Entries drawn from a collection
○ ○ ○ ○ ○ ○ ○
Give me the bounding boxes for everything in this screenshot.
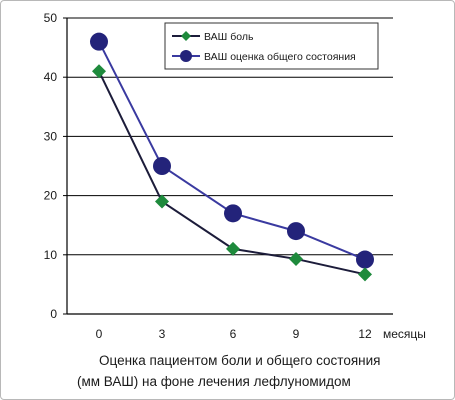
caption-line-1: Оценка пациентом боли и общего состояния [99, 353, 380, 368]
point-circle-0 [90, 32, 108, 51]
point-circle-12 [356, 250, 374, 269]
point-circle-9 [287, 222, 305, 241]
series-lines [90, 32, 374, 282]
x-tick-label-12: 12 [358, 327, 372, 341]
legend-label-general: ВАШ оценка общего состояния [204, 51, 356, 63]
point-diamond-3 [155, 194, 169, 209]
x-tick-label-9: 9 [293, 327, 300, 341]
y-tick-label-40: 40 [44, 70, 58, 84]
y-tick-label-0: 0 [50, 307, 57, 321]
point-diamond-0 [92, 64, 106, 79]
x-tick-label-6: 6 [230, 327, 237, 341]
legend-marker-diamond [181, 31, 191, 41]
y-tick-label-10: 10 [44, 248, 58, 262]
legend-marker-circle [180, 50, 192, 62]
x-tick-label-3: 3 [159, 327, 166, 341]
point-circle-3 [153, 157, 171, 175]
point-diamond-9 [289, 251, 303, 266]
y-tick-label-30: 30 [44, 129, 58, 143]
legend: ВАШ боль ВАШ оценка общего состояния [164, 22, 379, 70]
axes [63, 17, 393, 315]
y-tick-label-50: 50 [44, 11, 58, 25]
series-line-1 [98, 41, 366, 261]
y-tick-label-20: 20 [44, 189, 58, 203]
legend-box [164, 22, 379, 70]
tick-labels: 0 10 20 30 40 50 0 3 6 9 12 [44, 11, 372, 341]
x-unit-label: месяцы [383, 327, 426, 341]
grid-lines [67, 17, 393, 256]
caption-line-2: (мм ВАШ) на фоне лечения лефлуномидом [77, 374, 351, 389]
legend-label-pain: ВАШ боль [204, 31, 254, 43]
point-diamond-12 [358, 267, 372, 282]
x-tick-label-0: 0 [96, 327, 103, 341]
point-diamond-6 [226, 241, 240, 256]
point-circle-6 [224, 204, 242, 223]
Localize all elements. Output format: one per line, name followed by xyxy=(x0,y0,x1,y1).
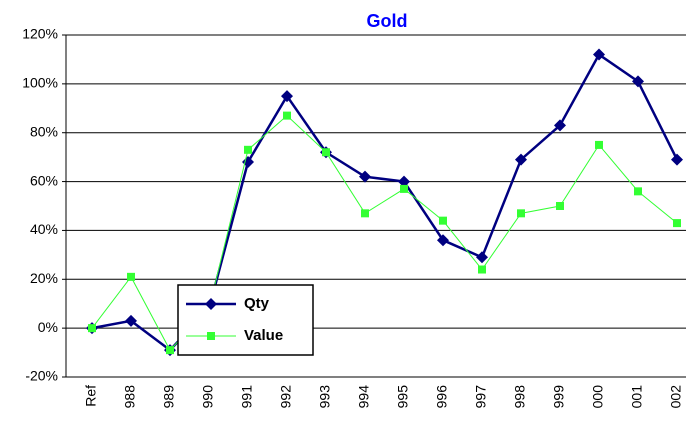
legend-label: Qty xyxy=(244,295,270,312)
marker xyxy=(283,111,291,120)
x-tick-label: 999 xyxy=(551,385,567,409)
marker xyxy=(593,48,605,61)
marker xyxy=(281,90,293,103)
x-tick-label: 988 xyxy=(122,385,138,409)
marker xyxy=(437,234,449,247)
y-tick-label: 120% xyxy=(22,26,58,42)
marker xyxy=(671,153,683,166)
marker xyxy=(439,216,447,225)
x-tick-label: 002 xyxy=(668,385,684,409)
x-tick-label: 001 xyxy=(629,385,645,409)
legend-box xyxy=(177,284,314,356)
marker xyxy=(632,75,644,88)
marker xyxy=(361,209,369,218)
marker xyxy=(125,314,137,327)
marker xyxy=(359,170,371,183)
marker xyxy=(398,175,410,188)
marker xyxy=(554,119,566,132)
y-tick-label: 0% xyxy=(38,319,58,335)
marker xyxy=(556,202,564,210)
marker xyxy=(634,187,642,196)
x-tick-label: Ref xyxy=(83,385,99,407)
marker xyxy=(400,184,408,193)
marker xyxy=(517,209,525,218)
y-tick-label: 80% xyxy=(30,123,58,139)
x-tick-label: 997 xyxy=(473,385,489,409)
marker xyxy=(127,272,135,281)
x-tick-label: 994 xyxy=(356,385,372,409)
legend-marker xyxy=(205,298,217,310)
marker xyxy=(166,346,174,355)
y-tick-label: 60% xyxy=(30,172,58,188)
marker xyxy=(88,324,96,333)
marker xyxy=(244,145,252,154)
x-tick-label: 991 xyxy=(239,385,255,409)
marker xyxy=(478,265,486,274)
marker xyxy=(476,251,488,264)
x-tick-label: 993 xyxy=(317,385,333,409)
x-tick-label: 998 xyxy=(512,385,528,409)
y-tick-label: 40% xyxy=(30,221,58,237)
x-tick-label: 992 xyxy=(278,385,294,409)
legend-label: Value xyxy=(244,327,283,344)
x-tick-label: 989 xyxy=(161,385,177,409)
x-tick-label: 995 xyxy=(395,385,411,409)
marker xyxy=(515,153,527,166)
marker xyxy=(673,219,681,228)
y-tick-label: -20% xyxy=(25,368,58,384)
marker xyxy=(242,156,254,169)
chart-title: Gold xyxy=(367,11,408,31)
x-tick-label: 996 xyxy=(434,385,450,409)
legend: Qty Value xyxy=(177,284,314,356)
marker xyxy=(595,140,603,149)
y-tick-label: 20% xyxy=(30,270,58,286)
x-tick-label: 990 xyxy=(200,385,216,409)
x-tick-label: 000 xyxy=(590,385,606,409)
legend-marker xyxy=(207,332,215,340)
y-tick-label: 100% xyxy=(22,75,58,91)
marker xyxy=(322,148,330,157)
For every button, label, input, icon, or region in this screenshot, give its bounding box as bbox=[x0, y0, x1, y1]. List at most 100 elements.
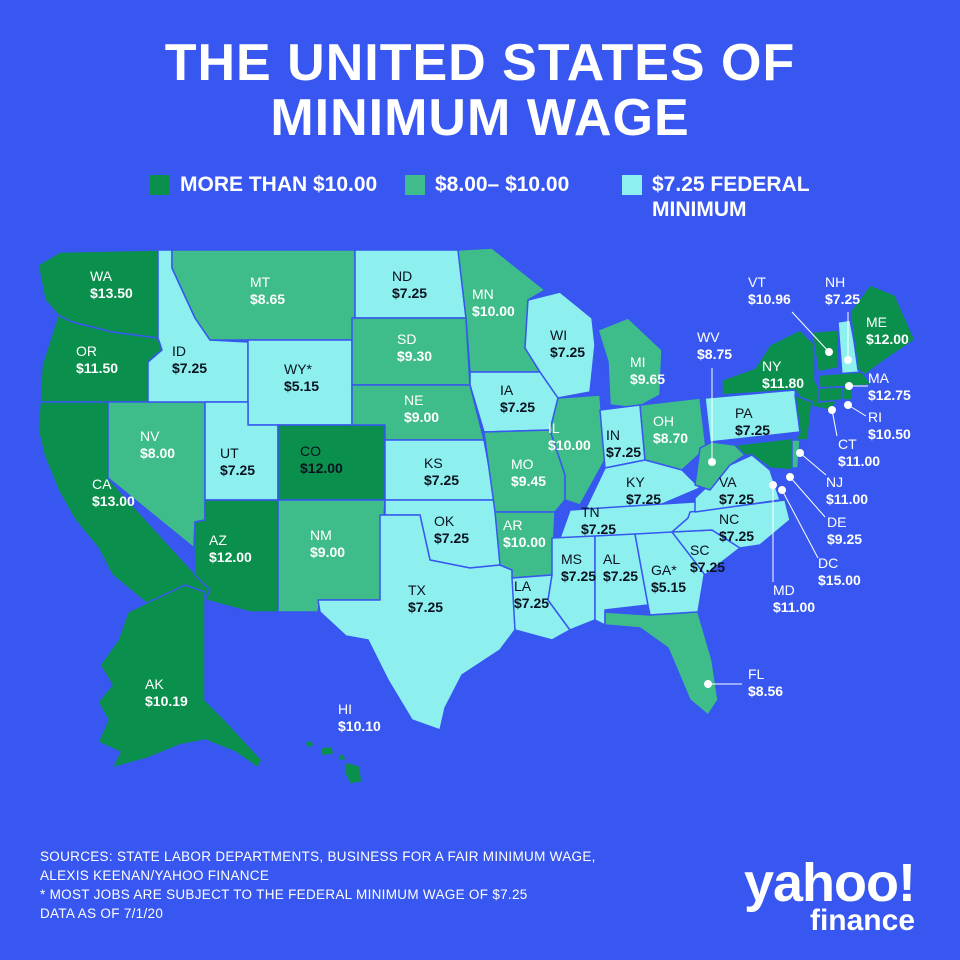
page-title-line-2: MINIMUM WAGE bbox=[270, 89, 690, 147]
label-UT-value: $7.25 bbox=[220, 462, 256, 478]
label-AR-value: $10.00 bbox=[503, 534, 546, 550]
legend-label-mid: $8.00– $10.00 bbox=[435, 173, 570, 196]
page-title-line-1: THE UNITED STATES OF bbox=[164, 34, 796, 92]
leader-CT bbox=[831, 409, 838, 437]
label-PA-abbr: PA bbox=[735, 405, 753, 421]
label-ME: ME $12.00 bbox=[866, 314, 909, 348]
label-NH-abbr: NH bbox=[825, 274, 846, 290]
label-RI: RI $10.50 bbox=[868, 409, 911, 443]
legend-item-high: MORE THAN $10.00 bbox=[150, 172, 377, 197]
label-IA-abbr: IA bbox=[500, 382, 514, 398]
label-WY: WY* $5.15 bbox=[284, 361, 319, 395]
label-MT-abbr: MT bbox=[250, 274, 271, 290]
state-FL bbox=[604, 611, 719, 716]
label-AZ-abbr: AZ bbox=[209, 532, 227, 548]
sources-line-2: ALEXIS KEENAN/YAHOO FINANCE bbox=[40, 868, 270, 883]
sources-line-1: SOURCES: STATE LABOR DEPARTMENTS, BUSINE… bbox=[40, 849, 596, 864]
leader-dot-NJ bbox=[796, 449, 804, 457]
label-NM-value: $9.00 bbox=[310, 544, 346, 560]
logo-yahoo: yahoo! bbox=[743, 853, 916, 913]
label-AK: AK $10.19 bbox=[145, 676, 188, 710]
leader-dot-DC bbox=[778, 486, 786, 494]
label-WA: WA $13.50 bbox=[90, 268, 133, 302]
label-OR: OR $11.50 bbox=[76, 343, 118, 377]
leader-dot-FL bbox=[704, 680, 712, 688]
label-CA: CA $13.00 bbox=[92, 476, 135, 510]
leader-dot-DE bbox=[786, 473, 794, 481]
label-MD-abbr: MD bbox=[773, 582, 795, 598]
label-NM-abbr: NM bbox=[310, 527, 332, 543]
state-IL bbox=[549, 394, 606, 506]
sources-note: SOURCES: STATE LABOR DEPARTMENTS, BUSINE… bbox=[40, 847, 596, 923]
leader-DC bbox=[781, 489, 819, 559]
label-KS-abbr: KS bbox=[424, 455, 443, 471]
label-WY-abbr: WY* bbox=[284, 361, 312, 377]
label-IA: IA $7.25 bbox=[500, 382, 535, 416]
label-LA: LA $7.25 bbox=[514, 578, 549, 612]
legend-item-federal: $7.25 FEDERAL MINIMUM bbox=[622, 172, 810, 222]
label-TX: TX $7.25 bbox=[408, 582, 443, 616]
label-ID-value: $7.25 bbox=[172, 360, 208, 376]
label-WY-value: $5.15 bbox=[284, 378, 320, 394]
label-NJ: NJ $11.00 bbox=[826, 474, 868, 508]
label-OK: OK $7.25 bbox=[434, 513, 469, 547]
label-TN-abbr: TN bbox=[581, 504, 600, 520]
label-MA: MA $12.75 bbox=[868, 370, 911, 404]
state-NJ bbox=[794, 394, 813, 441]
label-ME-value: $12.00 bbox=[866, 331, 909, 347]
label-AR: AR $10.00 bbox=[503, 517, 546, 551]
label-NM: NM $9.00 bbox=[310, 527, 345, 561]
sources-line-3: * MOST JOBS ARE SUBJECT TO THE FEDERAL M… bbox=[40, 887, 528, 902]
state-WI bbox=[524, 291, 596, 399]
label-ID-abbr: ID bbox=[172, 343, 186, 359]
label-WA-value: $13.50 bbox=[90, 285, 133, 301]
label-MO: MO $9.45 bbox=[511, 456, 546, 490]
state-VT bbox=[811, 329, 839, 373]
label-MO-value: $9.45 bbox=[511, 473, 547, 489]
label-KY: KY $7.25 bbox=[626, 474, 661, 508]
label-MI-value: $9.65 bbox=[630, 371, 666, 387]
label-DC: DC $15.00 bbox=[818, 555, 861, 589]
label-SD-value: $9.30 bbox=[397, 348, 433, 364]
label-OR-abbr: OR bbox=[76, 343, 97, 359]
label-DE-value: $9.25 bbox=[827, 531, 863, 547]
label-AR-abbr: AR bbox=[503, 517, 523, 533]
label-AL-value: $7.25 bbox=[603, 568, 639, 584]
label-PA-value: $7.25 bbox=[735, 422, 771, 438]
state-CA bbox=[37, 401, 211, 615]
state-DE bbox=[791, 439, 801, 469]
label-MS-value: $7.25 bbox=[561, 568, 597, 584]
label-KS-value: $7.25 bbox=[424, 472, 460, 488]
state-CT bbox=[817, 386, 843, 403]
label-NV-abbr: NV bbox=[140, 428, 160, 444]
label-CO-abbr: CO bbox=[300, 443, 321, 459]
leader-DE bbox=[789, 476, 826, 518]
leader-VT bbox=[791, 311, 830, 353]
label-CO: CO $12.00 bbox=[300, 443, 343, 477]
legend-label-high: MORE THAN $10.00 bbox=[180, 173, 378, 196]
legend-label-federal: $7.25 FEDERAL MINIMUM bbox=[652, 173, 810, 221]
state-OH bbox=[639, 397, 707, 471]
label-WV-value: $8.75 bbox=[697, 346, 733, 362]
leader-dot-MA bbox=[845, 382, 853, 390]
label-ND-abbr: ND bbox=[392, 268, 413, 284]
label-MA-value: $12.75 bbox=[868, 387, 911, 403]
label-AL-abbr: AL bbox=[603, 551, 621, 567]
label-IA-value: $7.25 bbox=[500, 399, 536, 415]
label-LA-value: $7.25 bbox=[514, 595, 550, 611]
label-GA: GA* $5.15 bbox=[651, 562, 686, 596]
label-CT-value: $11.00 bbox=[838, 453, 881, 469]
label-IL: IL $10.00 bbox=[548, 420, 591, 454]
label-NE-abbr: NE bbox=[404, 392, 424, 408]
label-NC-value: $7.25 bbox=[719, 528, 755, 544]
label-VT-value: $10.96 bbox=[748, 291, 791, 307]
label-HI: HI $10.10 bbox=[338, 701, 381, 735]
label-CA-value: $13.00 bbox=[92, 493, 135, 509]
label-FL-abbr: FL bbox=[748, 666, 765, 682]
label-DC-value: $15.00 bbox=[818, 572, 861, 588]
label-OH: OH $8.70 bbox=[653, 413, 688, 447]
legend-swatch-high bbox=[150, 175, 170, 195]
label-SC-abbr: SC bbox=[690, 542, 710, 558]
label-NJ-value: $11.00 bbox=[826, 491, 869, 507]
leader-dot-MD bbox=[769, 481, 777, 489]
○ ○ ○ ○ ○ ○ ○
[SET TASK]:
Revise the data starting with the line containing "page-title-line-2: MINIMUM WAGE" and going on through the line containing "leader-CT bbox=[831, 409, 838, 437]", putting "PAY" in place of "WAGE" and keeping everything else the same. Return only those lines.

[OUTPUT BELOW]:
page-title-line-2: MINIMUM PAY bbox=[270, 89, 690, 147]
label-UT-value: $7.25 bbox=[220, 462, 256, 478]
label-AR-value: $10.00 bbox=[503, 534, 546, 550]
legend-label-mid: $8.00– $10.00 bbox=[435, 173, 570, 196]
page-title-line-1: THE UNITED STATES OF bbox=[164, 34, 796, 92]
leader-CT bbox=[831, 409, 838, 437]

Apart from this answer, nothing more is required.